#### [WORK TO DO]
Restate each line word for word. Leave out every picture.

#### [DATA LINES]
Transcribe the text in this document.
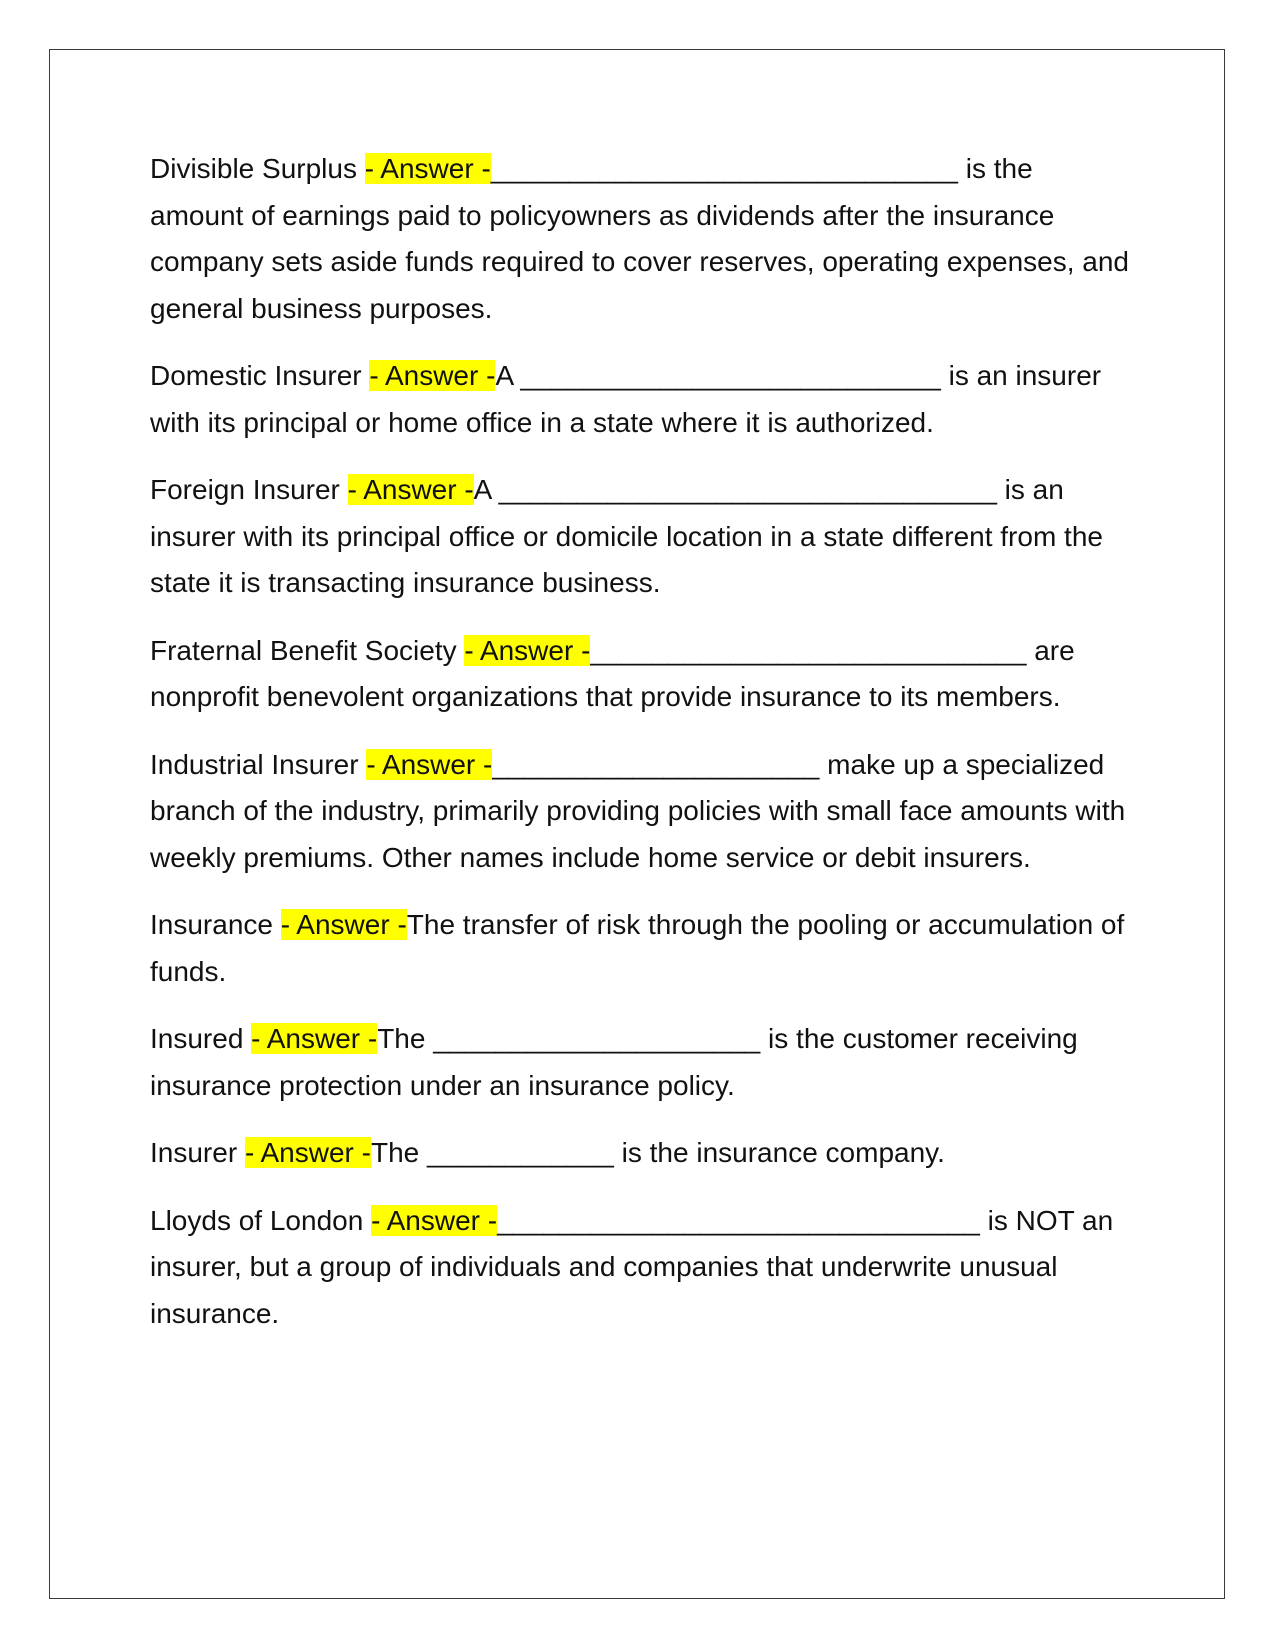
Divisible Surplus - Answer -______________________________ is the amount of earnings paid to policyowners as dividends after the insurance company sets aside funds required to cover reserves, operating expenses, and general business purposes.

Domestic Insurer - Answer -A ___________________________ is an insurer with its principal or home office in a state where it is authorized.

Foreign Insurer - Answer -A ________________________________ is an insurer with its principal office or domicile location in a state different from the state it is transacting insurance business.

Fraternal Benefit Society - Answer -____________________________ are nonprofit benevolent organizations that provide insurance to its members.

Industrial Insurer - Answer -_____________________ make up a specialized branch of the industry, primarily providing policies with small face amounts with weekly premiums. Other names include home service or debit insurers.

Insurance - Answer -The transfer of risk through the pooling or accumulation of funds.

Insured - Answer -The _____________________ is the customer receiving insurance protection under an insurance policy.

Insurer - Answer -The ____________ is the insurance company.

Lloyds of London - Answer -_______________________________ is NOT an insurer, but a group of individuals and companies that underwrite unusual insurance.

#### [EXERCISE RESULT]
Transcribe the text in this document.
Divisible Surplus - Answer -______________________________ is the amount of earnings paid to policyowners as dividends after the insurance company sets aside funds required to cover reserves, operating expenses, and general business purposes.

Domestic Insurer - Answer -A ___________________________ is an insurer with its principal or home office in a state where it is authorized.

Foreign Insurer - Answer -A ________________________________ is an insurer with its principal office or domicile location in a state different from the state it is transacting insurance business.

Fraternal Benefit Society - Answer -____________________________ are nonprofit benevolent organizations that provide insurance to its members.

Industrial Insurer - Answer -_____________________ make up a specialized branch of the industry, primarily providing policies with small face amounts with weekly premiums. Other names include home service or debit insurers.

Insurance - Answer -The transfer of risk through the pooling or accumulation of funds.

Insured - Answer -The _____________________ is the customer receiving insurance protection under an insurance policy.

Insurer - Answer -The ____________ is the insurance company.

Lloyds of London - Answer -_______________________________ is NOT an insurer, but a group of individuals and companies that underwrite unusual insurance.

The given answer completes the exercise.